-- WHAT NEEDS TO BE DONE --
Scan the material and copy every line in which "header" appears.

-- WORKING DATA --
* * * * * * *

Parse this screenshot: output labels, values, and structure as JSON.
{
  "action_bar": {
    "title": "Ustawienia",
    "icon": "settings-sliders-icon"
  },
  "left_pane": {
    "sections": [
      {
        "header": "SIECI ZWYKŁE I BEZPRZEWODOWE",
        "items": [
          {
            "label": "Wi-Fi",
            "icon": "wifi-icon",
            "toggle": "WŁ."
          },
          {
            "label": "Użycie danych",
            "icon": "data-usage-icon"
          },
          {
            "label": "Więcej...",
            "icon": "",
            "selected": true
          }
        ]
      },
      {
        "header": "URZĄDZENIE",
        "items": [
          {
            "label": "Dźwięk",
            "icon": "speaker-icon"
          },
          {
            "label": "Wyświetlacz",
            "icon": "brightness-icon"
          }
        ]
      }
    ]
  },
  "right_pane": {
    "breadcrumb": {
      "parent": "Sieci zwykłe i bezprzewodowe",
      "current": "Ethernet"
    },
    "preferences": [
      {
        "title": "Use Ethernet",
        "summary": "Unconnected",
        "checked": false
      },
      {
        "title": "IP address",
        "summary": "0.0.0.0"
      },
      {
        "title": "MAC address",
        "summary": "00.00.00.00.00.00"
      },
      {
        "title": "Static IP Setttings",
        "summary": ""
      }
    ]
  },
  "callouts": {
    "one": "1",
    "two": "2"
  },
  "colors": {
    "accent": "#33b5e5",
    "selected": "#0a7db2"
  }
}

* * * * * * *

-- RESPONSE BELOW --
        "header": "SIECI ZWYKŁE I BEZPRZEWODOWE",
        "header": "URZĄDZENIE",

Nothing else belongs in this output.